> [Task] Pick every line with "lake" from the material below.

[Collection entries]

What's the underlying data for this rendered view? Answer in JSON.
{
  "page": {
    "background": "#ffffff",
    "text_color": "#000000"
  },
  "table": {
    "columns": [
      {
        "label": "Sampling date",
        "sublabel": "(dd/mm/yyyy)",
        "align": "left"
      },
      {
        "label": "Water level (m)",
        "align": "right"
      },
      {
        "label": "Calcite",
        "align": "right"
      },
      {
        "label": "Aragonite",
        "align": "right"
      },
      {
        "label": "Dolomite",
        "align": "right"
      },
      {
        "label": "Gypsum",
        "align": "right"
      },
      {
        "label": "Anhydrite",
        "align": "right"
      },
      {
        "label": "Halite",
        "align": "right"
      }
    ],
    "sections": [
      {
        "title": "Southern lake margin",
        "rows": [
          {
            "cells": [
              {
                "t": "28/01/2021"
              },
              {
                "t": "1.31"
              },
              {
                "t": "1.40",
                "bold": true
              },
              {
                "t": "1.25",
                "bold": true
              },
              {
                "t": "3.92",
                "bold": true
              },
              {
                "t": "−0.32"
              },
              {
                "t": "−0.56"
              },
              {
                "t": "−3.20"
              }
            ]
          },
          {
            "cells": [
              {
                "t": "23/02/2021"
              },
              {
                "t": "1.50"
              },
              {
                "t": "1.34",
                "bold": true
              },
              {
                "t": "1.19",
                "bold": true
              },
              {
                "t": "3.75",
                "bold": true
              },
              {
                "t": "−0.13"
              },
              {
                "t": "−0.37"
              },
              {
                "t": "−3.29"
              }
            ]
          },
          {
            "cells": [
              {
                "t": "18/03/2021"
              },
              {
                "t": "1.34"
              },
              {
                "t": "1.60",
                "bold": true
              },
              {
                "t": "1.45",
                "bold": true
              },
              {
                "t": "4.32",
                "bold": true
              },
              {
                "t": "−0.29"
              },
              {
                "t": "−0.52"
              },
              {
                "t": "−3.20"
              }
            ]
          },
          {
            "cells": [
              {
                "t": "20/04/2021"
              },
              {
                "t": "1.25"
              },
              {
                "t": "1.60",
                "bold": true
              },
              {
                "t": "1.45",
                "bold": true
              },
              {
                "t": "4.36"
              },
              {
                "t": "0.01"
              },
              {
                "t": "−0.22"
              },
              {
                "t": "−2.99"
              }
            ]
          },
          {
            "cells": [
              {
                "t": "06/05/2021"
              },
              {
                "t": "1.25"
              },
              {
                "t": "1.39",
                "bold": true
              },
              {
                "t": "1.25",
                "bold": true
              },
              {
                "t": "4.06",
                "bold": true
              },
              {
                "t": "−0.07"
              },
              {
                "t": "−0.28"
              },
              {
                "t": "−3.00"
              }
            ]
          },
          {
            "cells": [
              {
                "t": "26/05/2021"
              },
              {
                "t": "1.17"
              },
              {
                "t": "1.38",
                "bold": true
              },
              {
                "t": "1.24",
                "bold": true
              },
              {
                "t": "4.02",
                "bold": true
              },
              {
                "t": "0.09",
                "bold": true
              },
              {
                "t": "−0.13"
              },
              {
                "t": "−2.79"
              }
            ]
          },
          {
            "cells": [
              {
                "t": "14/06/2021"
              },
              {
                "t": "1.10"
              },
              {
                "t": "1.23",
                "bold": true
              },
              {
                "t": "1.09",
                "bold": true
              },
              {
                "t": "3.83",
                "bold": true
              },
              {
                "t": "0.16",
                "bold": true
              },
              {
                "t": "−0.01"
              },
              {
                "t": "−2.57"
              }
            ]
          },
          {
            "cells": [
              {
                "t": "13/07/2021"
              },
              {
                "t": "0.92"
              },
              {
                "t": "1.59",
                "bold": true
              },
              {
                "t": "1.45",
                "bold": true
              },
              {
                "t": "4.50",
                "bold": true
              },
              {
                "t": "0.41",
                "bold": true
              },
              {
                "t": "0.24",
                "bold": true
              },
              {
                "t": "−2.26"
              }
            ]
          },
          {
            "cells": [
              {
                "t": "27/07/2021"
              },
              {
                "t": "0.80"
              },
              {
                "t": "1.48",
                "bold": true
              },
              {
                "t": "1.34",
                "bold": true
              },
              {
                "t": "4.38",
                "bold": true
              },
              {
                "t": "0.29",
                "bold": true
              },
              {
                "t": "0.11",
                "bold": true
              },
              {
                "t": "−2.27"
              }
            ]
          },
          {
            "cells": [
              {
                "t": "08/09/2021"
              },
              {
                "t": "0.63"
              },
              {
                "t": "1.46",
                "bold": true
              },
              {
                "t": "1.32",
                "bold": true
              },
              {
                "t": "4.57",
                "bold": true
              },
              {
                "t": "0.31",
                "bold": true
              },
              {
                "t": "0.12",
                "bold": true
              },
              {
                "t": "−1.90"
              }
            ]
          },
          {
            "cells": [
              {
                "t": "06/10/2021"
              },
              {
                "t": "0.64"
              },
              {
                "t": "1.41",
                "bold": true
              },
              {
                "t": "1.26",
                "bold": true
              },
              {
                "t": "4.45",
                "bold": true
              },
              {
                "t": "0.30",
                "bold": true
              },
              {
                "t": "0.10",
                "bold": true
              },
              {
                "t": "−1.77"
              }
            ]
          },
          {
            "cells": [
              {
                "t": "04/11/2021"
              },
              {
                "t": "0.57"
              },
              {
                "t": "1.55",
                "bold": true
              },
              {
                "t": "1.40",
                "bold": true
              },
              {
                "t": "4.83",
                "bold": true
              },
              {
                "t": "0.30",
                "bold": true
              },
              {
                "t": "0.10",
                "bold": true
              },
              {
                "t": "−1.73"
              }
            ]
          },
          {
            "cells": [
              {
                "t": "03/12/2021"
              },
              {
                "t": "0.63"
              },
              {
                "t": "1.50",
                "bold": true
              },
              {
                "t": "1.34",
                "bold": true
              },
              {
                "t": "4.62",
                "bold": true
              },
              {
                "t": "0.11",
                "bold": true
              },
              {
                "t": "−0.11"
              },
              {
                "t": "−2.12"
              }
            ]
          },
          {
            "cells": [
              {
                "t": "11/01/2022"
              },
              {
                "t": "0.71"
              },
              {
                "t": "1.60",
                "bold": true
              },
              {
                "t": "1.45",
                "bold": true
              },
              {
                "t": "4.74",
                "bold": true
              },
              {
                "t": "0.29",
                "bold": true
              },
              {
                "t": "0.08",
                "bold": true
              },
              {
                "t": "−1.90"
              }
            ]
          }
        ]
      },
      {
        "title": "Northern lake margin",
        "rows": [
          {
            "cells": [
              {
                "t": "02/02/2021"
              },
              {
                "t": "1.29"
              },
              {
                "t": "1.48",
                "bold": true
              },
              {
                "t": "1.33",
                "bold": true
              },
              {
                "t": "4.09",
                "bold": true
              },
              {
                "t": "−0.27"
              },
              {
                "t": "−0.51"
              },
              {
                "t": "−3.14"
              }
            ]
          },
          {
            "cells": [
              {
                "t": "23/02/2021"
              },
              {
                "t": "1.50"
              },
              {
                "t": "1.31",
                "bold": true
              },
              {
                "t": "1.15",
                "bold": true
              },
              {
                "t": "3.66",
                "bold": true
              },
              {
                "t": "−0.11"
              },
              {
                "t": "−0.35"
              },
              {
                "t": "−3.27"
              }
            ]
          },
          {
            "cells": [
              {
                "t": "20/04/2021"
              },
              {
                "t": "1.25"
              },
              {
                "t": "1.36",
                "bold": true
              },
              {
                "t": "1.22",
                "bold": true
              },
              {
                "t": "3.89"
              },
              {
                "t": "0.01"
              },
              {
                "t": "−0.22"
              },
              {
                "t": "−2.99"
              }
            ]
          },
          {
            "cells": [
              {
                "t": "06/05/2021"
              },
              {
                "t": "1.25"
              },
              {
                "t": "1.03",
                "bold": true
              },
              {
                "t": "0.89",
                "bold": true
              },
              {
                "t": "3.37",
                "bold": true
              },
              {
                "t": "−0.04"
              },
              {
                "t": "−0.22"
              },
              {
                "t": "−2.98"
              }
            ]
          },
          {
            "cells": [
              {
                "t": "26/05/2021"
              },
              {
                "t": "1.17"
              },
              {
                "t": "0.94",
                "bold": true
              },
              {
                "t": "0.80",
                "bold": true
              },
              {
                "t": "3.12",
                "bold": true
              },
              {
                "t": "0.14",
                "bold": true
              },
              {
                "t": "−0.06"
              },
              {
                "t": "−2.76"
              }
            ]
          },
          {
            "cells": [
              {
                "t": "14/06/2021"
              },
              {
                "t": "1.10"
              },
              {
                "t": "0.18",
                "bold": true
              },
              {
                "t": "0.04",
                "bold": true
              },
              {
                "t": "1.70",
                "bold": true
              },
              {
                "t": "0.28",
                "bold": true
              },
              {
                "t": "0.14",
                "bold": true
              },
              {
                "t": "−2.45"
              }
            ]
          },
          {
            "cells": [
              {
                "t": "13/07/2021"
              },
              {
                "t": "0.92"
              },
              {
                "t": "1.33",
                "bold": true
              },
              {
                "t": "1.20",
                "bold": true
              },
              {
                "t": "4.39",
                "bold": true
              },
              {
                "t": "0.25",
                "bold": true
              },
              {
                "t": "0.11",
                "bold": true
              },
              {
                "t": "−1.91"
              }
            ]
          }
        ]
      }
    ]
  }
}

> [Solution]
        "title": "Southern lake margin",
        "title": "Northern lake margin",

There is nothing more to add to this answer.